Stated goal:
Search the material below for the string "JSON" and list each line that holds it.

Chart and figure data

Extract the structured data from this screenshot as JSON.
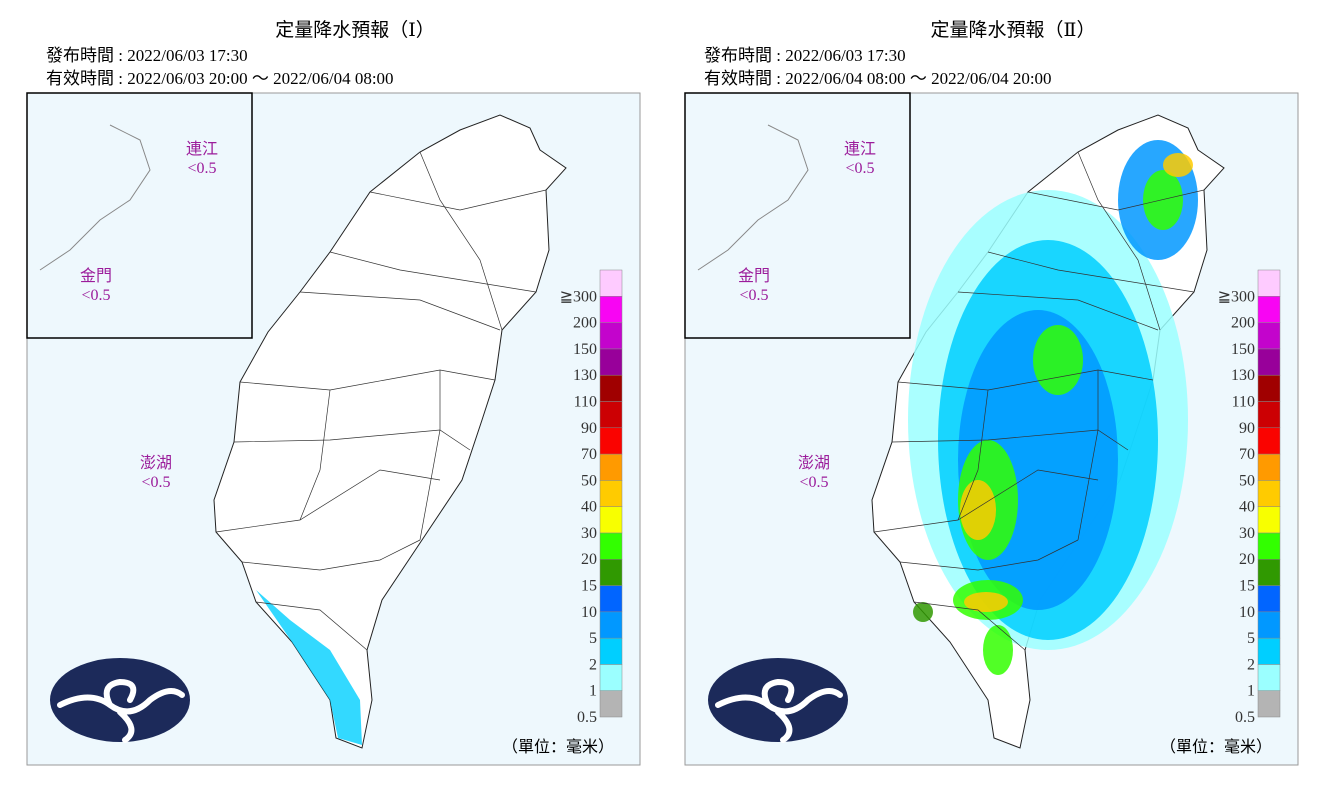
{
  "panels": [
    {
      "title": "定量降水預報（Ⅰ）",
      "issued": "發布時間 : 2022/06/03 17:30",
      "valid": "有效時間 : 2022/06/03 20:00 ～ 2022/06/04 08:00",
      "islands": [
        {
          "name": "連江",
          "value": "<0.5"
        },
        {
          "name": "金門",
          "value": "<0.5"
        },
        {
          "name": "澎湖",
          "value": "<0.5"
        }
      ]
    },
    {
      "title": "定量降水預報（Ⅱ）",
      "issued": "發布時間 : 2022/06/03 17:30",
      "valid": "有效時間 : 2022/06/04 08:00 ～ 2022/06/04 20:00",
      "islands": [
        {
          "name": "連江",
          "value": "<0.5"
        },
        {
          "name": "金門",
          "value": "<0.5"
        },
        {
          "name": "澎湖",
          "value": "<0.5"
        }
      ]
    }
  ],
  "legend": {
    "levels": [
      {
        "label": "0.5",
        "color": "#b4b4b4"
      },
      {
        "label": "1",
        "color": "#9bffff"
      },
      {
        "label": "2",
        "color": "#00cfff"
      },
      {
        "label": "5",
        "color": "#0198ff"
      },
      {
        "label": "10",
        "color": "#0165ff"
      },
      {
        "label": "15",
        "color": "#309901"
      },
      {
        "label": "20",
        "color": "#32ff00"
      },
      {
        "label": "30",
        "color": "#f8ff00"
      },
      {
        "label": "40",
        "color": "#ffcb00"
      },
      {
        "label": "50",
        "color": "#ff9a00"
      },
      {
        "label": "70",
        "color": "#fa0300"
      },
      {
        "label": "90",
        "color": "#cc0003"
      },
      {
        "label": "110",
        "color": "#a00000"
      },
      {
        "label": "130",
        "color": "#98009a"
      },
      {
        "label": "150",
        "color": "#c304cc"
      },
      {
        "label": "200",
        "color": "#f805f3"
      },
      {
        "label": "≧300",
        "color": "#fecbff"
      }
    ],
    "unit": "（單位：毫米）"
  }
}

* * *

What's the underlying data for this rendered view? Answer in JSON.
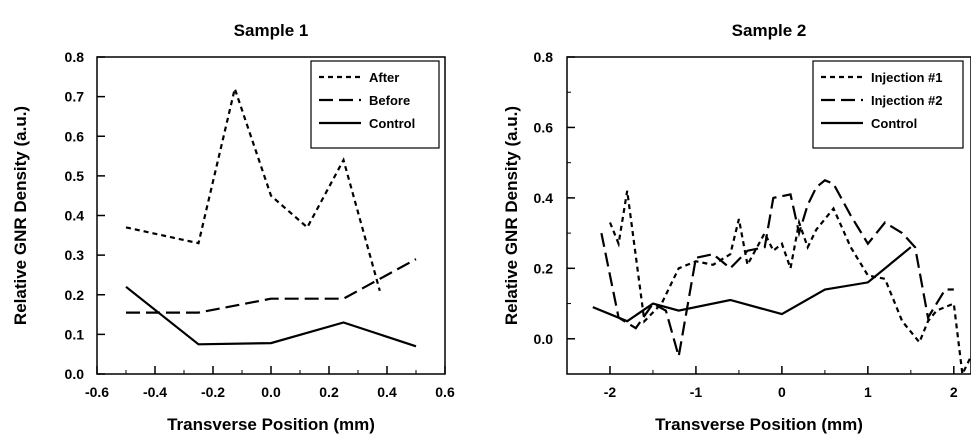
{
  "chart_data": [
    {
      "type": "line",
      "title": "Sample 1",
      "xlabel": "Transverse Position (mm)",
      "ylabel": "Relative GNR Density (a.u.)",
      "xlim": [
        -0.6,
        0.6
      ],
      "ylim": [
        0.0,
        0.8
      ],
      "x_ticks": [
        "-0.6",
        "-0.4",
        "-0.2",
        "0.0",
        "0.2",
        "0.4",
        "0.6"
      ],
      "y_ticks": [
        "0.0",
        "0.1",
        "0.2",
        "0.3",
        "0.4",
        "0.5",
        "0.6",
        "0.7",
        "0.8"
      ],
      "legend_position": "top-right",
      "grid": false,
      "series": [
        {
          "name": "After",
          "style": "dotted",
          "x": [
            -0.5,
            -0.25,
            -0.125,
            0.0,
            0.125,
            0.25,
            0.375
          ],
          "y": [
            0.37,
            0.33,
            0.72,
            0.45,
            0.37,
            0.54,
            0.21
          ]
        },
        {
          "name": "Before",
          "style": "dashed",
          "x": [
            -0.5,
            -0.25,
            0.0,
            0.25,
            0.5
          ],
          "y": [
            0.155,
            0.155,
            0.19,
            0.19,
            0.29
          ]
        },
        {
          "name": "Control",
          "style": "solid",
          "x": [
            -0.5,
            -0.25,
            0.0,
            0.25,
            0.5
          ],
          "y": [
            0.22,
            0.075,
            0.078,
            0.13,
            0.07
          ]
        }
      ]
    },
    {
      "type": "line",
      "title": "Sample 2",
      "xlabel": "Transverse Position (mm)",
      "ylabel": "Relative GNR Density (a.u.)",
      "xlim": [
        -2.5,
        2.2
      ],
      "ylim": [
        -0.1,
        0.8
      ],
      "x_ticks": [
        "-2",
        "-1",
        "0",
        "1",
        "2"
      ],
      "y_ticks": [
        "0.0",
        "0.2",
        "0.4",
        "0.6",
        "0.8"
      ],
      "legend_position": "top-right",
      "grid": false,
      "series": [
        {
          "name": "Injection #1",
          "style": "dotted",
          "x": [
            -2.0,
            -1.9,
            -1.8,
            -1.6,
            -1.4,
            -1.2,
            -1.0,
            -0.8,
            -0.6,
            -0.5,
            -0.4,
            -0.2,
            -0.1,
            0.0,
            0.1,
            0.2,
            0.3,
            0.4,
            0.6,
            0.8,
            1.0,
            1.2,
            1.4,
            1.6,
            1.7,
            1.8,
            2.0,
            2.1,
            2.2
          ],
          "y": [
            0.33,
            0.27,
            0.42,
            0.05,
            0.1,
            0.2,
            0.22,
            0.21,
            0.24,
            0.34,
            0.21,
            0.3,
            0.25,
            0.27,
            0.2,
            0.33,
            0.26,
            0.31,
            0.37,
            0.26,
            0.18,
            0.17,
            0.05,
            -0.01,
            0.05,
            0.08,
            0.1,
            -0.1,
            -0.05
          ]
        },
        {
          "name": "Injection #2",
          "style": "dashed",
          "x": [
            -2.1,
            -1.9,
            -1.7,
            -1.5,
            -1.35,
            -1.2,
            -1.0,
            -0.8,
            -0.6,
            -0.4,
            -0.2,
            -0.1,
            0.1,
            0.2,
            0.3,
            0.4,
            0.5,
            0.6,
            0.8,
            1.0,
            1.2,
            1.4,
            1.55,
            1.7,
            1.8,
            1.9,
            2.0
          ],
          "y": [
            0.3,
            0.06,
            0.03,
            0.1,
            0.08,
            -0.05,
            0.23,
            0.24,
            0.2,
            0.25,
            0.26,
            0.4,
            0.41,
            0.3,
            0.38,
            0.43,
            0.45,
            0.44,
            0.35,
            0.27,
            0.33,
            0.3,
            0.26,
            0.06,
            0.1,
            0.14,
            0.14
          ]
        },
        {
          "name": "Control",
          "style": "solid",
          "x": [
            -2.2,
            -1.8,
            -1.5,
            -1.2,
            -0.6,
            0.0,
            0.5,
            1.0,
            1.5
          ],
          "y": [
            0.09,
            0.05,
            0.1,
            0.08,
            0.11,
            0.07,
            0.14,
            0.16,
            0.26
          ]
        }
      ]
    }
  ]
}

Exercise output:
Extract the structured data from this screenshot as JSON.
What's the underlying data for this rendered view? Answer in JSON.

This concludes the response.